INSTRUCTIONS TO FOLLOW:
Show all lines holding "values".

--- DATA SUPPLIED ---

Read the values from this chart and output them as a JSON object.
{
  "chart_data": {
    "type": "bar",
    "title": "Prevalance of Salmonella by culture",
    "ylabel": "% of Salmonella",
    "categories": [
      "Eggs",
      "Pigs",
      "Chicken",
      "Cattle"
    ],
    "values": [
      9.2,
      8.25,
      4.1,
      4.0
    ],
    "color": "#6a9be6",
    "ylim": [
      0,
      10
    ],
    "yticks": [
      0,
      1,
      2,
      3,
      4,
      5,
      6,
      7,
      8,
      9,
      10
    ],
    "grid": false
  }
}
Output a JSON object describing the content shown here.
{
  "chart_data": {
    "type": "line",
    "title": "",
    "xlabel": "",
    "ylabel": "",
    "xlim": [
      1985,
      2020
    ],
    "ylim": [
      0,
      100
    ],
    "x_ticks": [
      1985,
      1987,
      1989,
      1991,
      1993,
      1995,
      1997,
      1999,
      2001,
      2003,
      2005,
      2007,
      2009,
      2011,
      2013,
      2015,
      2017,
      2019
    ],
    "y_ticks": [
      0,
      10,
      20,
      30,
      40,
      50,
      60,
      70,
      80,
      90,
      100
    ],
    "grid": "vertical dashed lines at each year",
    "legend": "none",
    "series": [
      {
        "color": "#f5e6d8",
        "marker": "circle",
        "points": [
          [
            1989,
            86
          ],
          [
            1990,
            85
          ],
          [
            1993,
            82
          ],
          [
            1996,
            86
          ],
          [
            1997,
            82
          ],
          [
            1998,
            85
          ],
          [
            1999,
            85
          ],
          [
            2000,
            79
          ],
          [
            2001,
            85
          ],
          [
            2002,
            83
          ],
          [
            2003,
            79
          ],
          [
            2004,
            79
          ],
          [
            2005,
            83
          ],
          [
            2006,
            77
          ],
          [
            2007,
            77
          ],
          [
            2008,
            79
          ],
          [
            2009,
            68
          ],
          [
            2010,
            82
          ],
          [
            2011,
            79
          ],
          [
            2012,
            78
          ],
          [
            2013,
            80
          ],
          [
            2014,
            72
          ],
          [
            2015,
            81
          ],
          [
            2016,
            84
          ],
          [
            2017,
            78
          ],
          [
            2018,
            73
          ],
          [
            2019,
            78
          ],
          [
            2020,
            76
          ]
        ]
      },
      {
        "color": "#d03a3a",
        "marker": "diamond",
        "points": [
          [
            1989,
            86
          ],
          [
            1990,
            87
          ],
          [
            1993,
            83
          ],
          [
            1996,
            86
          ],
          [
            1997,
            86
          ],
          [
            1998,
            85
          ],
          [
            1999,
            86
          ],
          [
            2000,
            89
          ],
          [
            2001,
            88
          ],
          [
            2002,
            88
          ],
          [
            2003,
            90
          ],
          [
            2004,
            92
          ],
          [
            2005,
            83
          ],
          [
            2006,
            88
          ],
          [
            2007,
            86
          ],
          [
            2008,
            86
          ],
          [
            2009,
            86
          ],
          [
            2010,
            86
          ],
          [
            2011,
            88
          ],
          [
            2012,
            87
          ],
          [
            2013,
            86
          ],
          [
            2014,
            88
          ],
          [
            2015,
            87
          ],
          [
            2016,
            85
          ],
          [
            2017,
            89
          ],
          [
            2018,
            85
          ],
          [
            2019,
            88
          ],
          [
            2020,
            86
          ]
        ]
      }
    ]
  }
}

---

TASK OUTPUT:
Read the values from this chart and output them as a JSON object.
    "values": [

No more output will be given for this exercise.